Copy out the listing exactly.

-- START --

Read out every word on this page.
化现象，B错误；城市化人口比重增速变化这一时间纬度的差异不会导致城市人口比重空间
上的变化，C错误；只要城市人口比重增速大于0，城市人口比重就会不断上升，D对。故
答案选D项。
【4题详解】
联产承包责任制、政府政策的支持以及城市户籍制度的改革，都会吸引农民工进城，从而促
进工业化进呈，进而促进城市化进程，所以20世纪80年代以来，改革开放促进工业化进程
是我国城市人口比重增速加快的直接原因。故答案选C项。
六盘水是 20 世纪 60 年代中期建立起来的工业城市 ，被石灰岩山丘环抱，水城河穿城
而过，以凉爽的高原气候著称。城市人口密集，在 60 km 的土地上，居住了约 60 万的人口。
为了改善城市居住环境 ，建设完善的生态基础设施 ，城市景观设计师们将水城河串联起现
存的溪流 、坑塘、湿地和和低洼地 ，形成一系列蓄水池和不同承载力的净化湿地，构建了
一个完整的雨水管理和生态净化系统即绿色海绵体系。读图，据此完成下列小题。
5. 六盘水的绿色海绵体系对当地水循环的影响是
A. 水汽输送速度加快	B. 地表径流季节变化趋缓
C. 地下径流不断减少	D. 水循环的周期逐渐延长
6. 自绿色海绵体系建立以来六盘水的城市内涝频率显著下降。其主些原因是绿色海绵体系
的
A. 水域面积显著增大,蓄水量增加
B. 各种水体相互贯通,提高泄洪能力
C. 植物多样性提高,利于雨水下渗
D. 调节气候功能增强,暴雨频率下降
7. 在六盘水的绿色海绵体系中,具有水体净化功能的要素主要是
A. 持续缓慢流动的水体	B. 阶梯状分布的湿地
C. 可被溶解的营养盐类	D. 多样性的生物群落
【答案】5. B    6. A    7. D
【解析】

-- END --

The completed task:
Read out every word on this page.
化现象，B错误；城市化人口比重增速变化这一时间纬度的差异不会导致城市人口比重空间
上的变化，C错误；只要城市人口比重增速大于0，城市人口比重就会不断上升，D对。故
答案选D项。
【4题详解】
联产承包责任制、政府政策的支持以及城市户籍制度的改革，都会吸引农民工进城，从而促
进工业化进呈，进而促进城市化进程，所以20世纪80年代以来，改革开放促进工业化进程
是我国城市人口比重增速加快的直接原因。故答案选C项。
六盘水是 20 世纪 60 年代中期建立起来的工业城市 ，被石灰岩山丘环抱，水城河穿城
而过，以凉爽的高原气候著称。城市人口密集，在 60 km 的土地上，居住了约 60 万的人口。
为了改善城市居住环境 ，建设完善的生态基础设施 ，城市景观设计师们将水城河串联起现
存的溪流 、坑塘、湿地和和低洼地 ，形成一系列蓄水池和不同承载力的净化湿地，构建了
一个完整的雨水管理和生态净化系统即绿色海绵体系。读图，据此完成下列小题。
5. 六盘水的绿色海绵体系对当地水循环的影响是
A. 水汽输送速度加快	B. 地表径流季节变化趋缓
C. 地下径流不断减少	D. 水循环的周期逐渐延长
6. 自绿色海绵体系建立以来六盘水的城市内涝频率显著下降。其主些原因是绿色海绵体系
的
A. 水域面积显著增大,蓄水量增加
B. 各种水体相互贯通,提高泄洪能力
C. 植物多样性提高,利于雨水下渗
D. 调节气候功能增强,暴雨频率下降
7. 在六盘水的绿色海绵体系中,具有水体净化功能的要素主要是
A. 持续缓慢流动的水体	B. 阶梯状分布的湿地
C. 可被溶解的营养盐类	D. 多样性的生物群落
【答案】5. B    6. A    7. D
【解析】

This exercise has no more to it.